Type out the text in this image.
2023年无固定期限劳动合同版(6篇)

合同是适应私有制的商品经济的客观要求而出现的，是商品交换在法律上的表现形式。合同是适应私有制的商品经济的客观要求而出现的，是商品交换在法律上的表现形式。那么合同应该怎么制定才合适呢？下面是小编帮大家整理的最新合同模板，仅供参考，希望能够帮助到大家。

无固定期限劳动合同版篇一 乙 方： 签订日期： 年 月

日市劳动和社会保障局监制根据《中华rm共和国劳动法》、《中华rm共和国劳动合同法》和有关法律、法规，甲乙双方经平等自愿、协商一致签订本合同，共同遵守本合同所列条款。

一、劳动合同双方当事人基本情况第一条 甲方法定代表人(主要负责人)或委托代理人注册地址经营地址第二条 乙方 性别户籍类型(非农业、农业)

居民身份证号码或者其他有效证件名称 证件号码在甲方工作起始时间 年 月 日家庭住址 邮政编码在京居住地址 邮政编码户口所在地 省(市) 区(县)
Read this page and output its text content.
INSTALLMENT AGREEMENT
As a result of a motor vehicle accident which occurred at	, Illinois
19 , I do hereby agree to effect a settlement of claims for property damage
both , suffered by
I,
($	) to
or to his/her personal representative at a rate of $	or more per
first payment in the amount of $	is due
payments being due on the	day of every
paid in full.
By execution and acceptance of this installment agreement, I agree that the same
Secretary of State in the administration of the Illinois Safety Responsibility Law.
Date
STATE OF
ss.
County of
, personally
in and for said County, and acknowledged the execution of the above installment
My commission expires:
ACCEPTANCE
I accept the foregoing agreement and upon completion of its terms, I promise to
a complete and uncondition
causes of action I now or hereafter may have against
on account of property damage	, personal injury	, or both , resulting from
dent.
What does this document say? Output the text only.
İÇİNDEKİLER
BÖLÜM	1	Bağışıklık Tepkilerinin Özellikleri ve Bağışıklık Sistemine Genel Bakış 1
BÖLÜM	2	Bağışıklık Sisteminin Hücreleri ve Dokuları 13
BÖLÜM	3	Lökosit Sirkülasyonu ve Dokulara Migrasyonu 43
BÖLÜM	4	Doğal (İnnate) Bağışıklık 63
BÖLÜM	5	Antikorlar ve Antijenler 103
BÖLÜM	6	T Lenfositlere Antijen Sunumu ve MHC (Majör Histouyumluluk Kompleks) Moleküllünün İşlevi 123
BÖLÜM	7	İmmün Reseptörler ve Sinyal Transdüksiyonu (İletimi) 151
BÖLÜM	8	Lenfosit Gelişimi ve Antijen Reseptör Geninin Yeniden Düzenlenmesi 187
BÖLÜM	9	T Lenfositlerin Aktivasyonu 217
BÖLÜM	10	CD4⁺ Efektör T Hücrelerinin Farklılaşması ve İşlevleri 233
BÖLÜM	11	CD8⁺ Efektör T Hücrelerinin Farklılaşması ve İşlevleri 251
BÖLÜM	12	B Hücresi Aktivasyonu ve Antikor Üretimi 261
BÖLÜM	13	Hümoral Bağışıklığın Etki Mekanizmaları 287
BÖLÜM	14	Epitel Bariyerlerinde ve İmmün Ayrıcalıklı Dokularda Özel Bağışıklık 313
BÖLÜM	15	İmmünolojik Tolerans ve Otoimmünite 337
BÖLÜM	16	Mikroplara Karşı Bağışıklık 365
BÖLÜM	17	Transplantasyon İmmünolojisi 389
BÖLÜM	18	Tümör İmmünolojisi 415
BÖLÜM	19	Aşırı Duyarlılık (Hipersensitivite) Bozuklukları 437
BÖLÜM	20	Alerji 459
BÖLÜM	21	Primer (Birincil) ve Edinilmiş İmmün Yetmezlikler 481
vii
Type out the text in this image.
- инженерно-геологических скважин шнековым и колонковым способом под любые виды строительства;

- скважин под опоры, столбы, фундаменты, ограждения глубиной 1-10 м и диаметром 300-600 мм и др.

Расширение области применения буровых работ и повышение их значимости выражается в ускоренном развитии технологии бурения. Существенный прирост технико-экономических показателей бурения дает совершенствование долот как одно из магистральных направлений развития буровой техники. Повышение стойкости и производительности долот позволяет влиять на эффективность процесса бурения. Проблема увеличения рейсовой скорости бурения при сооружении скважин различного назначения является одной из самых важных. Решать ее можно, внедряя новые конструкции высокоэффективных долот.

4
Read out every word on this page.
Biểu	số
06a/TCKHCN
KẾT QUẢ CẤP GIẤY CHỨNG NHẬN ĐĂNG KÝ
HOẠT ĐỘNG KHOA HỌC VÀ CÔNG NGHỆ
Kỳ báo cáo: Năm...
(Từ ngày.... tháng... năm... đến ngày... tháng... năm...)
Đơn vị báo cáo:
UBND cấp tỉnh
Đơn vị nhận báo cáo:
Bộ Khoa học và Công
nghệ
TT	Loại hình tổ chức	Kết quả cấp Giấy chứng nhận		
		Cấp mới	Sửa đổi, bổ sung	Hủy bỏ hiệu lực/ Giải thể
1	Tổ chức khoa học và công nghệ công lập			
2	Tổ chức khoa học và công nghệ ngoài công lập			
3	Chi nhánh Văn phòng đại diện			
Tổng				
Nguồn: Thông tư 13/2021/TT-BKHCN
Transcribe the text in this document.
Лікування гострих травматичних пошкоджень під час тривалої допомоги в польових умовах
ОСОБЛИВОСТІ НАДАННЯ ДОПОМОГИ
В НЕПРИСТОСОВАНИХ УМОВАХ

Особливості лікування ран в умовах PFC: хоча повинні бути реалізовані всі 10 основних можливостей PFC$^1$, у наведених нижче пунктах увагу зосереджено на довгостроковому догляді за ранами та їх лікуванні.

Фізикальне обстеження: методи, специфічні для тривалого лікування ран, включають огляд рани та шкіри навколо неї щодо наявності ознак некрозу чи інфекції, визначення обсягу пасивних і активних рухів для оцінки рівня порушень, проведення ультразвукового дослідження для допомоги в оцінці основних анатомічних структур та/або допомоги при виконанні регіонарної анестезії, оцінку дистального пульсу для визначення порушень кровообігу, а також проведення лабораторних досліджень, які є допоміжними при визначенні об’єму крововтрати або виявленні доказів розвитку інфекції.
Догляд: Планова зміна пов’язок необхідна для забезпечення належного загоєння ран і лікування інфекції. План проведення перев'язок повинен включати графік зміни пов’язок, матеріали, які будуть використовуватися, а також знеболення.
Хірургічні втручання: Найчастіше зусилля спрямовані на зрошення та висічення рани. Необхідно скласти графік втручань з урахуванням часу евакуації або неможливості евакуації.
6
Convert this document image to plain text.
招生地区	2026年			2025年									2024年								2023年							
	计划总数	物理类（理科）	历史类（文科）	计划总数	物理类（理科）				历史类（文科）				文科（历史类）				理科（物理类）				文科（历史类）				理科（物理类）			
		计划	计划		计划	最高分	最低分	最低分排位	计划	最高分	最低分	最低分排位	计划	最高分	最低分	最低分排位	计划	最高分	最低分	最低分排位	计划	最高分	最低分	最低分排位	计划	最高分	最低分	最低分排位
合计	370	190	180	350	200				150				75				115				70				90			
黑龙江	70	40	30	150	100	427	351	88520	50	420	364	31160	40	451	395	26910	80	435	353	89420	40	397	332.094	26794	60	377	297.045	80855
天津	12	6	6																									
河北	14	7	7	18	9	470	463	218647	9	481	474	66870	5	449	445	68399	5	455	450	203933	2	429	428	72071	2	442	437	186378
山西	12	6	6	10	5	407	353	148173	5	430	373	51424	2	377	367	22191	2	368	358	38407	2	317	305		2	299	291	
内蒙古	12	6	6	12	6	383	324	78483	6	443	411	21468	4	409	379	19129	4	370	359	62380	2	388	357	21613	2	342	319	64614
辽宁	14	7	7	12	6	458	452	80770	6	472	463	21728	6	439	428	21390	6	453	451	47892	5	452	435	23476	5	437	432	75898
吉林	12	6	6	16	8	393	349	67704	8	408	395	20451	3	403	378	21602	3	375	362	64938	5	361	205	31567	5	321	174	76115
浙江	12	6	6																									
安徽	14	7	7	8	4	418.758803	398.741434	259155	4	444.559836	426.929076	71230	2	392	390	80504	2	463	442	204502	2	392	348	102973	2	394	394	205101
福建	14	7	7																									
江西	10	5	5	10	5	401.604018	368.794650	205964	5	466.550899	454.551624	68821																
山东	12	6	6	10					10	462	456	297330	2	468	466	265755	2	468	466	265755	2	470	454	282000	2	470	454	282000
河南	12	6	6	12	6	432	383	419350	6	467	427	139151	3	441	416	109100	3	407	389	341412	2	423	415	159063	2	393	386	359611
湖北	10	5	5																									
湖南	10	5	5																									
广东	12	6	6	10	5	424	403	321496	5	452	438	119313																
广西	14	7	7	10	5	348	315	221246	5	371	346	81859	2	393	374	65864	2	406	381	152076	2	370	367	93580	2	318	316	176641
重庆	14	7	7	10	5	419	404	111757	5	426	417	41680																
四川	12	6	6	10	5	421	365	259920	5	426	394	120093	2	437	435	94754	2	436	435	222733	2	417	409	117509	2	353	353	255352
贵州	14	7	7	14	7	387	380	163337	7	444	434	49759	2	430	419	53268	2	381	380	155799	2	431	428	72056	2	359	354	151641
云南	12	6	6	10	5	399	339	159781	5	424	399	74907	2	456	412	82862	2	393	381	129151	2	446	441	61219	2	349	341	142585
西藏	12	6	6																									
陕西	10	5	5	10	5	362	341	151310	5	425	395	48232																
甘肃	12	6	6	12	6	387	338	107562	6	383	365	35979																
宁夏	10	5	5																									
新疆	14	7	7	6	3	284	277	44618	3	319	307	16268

What the task requires:
Which lines hold the word "Illinois"? Copy every one of them.

Final result:
As a result of a motor vehicle accident which occurred at	, Illinois
Secretary of State in the administration of the Illinois Safety Responsibility Law.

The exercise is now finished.